§ **Your instructions**
Among the lines below, how many carry the string "could"? Reply with a number and nothing else.

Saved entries
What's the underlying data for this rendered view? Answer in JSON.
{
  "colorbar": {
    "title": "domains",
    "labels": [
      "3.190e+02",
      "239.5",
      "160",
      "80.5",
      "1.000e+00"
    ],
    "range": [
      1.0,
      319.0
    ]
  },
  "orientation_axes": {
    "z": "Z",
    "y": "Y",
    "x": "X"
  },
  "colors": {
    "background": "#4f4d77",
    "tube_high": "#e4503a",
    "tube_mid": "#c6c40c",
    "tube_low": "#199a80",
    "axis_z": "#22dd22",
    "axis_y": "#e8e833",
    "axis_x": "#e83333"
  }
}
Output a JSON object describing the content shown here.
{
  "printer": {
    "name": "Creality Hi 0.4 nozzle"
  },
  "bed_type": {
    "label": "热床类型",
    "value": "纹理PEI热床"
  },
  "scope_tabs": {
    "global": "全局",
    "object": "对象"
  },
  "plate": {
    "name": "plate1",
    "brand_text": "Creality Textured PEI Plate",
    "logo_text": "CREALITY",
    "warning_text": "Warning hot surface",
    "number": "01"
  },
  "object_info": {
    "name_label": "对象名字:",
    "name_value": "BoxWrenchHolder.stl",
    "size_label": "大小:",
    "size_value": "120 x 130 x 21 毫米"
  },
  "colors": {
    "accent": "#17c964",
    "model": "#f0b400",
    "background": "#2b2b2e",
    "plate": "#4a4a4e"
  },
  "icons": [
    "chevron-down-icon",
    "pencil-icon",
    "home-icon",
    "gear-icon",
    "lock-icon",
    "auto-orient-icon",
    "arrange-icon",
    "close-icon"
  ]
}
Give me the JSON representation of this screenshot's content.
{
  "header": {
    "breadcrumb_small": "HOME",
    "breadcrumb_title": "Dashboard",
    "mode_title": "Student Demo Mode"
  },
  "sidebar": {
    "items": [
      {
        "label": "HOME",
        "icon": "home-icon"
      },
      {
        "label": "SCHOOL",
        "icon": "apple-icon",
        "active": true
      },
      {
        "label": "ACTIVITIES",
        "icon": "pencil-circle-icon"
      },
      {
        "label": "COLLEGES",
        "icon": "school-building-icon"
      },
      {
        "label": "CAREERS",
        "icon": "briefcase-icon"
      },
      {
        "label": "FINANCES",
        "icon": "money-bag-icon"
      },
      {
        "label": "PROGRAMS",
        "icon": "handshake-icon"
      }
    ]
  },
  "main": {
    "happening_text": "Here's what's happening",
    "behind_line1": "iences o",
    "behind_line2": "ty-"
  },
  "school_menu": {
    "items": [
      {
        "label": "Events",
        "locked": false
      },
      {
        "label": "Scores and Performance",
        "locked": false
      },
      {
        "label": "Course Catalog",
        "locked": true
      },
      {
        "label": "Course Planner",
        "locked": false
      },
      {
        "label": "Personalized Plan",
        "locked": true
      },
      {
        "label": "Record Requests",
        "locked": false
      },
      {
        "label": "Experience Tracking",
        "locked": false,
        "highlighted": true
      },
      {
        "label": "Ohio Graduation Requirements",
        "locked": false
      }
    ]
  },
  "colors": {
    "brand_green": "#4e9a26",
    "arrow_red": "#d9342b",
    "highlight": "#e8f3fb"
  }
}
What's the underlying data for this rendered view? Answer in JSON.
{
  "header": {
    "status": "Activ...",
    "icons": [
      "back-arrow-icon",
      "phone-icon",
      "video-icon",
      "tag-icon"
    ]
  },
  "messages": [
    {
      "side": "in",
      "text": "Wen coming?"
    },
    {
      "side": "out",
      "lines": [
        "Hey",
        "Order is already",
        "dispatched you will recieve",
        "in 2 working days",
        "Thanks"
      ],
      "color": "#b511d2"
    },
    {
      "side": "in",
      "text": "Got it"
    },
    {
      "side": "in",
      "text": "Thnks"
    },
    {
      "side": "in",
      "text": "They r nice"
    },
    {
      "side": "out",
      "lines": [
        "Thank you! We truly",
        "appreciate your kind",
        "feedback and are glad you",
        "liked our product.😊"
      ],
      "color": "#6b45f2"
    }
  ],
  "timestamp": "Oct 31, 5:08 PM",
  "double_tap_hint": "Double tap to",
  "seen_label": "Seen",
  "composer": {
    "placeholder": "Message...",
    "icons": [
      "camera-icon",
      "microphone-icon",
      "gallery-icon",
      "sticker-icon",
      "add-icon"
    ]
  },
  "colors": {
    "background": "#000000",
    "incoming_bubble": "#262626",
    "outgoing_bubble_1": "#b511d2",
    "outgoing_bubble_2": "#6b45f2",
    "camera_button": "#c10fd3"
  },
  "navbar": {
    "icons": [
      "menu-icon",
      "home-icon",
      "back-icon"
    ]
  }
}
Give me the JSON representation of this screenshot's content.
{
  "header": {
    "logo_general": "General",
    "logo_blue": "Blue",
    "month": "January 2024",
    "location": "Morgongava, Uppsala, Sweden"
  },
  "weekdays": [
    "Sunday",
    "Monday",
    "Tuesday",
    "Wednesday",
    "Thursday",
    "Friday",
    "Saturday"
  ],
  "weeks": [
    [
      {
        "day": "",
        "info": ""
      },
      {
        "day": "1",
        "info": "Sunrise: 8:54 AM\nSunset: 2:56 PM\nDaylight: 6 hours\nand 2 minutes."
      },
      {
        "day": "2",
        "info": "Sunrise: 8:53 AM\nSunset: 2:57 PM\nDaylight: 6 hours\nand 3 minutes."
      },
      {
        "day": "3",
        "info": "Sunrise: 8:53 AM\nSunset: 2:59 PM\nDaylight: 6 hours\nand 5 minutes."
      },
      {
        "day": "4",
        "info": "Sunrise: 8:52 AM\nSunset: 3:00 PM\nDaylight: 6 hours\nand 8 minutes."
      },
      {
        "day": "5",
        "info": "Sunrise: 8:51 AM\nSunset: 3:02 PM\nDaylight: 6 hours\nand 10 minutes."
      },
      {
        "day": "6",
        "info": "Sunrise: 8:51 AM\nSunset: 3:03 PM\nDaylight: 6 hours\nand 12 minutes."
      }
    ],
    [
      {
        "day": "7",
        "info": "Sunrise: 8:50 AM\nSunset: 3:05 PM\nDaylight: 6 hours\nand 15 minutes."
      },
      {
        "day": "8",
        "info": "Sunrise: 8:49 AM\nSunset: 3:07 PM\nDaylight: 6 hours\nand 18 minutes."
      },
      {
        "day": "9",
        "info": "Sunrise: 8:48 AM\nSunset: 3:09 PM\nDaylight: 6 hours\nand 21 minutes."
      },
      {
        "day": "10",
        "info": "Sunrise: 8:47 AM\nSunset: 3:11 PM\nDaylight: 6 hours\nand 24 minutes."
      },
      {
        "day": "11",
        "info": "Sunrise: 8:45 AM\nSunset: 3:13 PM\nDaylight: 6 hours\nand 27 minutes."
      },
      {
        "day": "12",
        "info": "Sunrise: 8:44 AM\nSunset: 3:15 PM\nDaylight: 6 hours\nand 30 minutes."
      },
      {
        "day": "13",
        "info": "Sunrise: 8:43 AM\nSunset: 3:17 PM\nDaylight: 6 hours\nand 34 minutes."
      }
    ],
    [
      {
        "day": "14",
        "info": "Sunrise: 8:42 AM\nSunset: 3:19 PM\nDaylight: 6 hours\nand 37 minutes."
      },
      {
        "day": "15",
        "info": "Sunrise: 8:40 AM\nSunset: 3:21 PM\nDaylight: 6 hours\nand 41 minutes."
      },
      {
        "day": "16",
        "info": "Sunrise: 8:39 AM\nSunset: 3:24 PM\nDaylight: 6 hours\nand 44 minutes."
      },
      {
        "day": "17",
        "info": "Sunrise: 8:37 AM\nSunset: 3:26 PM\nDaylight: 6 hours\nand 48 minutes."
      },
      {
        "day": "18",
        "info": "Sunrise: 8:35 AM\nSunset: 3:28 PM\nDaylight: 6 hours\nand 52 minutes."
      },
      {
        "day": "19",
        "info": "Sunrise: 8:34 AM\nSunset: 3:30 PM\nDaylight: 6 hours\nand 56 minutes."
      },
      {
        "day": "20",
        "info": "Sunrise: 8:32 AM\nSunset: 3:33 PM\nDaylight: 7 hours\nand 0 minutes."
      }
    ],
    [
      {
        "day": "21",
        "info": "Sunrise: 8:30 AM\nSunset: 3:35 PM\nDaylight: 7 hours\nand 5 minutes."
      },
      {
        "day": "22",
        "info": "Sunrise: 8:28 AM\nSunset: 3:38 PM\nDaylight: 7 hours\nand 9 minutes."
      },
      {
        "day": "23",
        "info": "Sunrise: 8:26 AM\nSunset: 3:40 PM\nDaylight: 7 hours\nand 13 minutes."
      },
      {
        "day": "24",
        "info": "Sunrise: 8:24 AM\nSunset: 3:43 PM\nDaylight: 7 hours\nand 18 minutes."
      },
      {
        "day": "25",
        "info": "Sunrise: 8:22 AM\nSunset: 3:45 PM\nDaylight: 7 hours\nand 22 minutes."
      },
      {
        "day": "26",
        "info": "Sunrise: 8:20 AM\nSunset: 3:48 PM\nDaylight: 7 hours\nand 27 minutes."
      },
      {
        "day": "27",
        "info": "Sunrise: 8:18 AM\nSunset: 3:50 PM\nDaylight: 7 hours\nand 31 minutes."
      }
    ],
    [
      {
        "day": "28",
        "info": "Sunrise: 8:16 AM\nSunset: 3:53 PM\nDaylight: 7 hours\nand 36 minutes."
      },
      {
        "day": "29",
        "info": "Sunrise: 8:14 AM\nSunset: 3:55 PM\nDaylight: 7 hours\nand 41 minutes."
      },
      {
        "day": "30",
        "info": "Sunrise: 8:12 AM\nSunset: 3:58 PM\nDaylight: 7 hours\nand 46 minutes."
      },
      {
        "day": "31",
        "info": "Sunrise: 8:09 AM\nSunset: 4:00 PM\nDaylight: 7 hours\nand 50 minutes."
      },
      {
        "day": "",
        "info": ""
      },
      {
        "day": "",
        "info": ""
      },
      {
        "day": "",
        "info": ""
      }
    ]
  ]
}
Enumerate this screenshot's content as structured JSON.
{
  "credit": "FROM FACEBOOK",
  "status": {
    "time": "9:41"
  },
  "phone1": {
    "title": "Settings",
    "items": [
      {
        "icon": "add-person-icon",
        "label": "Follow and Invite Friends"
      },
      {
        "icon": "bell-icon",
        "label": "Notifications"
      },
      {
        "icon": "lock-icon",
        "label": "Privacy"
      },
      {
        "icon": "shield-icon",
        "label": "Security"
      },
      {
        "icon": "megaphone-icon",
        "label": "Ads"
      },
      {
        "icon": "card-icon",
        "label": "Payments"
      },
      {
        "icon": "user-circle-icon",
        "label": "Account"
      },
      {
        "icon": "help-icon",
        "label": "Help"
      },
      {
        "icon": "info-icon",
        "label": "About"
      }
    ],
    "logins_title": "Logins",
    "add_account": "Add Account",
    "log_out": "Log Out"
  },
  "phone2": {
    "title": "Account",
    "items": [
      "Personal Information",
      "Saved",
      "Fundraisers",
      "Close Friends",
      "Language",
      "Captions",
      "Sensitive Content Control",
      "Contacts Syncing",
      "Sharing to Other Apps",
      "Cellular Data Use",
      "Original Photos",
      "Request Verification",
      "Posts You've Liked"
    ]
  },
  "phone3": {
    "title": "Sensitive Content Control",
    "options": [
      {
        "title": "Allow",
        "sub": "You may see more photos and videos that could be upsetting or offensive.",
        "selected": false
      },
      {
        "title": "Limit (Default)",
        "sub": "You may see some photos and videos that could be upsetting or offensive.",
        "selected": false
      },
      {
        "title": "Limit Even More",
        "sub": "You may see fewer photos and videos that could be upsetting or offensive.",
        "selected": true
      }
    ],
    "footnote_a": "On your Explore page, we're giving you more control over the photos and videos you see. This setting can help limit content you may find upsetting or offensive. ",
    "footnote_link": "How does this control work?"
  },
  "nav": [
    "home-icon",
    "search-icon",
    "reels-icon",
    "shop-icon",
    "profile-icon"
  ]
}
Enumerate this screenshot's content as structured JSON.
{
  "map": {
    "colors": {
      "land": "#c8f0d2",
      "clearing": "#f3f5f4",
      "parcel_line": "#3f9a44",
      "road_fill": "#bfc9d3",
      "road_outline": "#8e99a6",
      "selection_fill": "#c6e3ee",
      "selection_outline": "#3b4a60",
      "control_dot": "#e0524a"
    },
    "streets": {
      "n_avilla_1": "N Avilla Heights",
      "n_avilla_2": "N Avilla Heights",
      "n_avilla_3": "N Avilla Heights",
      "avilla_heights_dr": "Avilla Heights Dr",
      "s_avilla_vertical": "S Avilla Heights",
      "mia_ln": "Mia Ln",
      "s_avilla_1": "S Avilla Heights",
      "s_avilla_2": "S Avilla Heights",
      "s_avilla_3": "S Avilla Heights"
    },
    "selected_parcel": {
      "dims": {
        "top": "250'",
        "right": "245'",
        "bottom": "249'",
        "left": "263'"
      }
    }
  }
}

§ **Exercise answer**
3